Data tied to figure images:
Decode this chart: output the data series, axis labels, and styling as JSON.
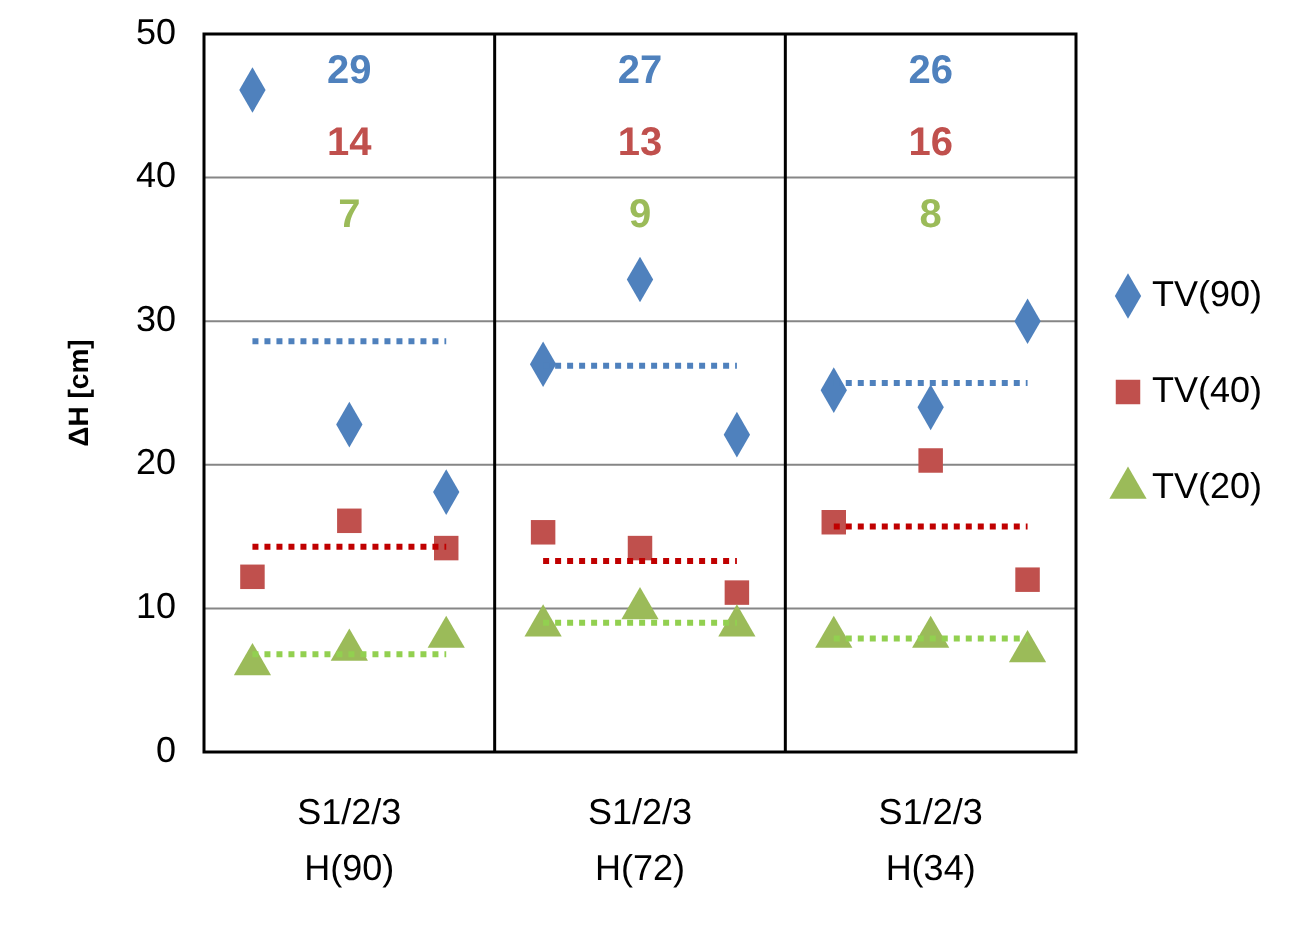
{
  "chart_data": {
    "type": "scatter",
    "ylabel": "ΔH [cm]",
    "categories": [
      null,
      "S1/2/3\nH(90)",
      null,
      null,
      "S1/2/3\nH(72)",
      null,
      null,
      "S1/2/3\nH(34)",
      null
    ],
    "ylim": [
      0,
      50
    ],
    "yticks": [
      0,
      10,
      20,
      30,
      40,
      50
    ],
    "grid": "y",
    "legend": "right",
    "series": [
      {
        "name": "TV(90)",
        "color": "#4f81bd",
        "marker": "diamond",
        "values": [
          46.1,
          22.8,
          18.1,
          27.0,
          32.9,
          22.1,
          25.2,
          24.0,
          30.0
        ]
      },
      {
        "name": "TV(40)",
        "color": "#c0504d",
        "marker": "square",
        "values": [
          12.2,
          16.1,
          14.2,
          15.3,
          14.2,
          11.1,
          16.0,
          20.3,
          12.0
        ]
      },
      {
        "name": "TV(20)",
        "color": "#9bbb59",
        "marker": "triangle",
        "values": [
          6.1,
          7.1,
          8.0,
          8.8,
          10.0,
          8.8,
          8.0,
          8.0,
          7.0
        ]
      },
      {
        "type": "line",
        "color": "#4f81bd",
        "line_style": "dotted",
        "marker": "none",
        "values": [
          28.6,
          28.6,
          28.6,
          26.9,
          26.9,
          26.9,
          25.7,
          25.7,
          25.7
        ]
      },
      {
        "type": "line",
        "color": "#c00000",
        "line_style": "dotted",
        "marker": "none",
        "values": [
          14.3,
          14.3,
          14.3,
          13.3,
          13.3,
          13.3,
          15.7,
          15.7,
          15.7
        ]
      },
      {
        "type": "line",
        "color": "#92d050",
        "line_style": "dotted",
        "marker": "none",
        "values": [
          6.8,
          6.8,
          6.8,
          9.0,
          9.0,
          9.0,
          7.9,
          7.9,
          7.9
        ]
      }
    ],
    "annotations": [
      "29",
      "14",
      "7",
      "27",
      "13",
      "9",
      "26",
      "16",
      "8"
    ]
  }
}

Problem to solve: Omitting all images, print the listing exactly.

Response:
Decode this chart: output the data series, axis labels, and styling as JSON.
{
  "chart_data": {
    "type": "scatter",
    "ylabel": "ΔH [cm]",
    "categories": [
      null,
      "S1/2/3\nH(90)",
      null,
      null,
      "S1/2/3\nH(72)",
      null,
      null,
      "S1/2/3\nH(34)",
      null
    ],
    "ylim": [
      0,
      50
    ],
    "yticks": [
      0,
      10,
      20,
      30,
      40,
      50
    ],
    "grid": "y",
    "legend": "right",
    "series": [
      {
        "name": "TV(90)",
        "color": "#4f81bd",
        "marker": "diamond",
        "values": [
          46.1,
          22.8,
          18.1,
          27.0,
          32.9,
          22.1,
          25.2,
          24.0,
          30.0
        ]
      },
      {
        "name": "TV(40)",
        "color": "#c0504d",
        "marker": "square",
        "values": [
          12.2,
          16.1,
          14.2,
          15.3,
          14.2,
          11.1,
          16.0,
          20.3,
          12.0
        ]
      },
      {
        "name": "TV(20)",
        "color": "#9bbb59",
        "marker": "triangle",
        "values": [
          6.1,
          7.1,
          8.0,
          8.8,
          10.0,
          8.8,
          8.0,
          8.0,
          7.0
        ]
      },
      {
        "type": "line",
        "color": "#4f81bd",
        "line_style": "dotted",
        "marker": "none",
        "values": [
          28.6,
          28.6,
          28.6,
          26.9,
          26.9,
          26.9,
          25.7,
          25.7,
          25.7
        ]
      },
      {
        "type": "line",
        "color": "#c00000",
        "line_style": "dotted",
        "marker": "none",
        "values": [
          14.3,
          14.3,
          14.3,
          13.3,
          13.3,
          13.3,
          15.7,
          15.7,
          15.7
        ]
      },
      {
        "type": "line",
        "color": "#92d050",
        "line_style": "dotted",
        "marker": "none",
        "values": [
          6.8,
          6.8,
          6.8,
          9.0,
          9.0,
          9.0,
          7.9,
          7.9,
          7.9
        ]
      }
    ],
    "annotations": [
      "29",
      "14",
      "7",
      "27",
      "13",
      "9",
      "26",
      "16",
      "8"
    ]
  }
}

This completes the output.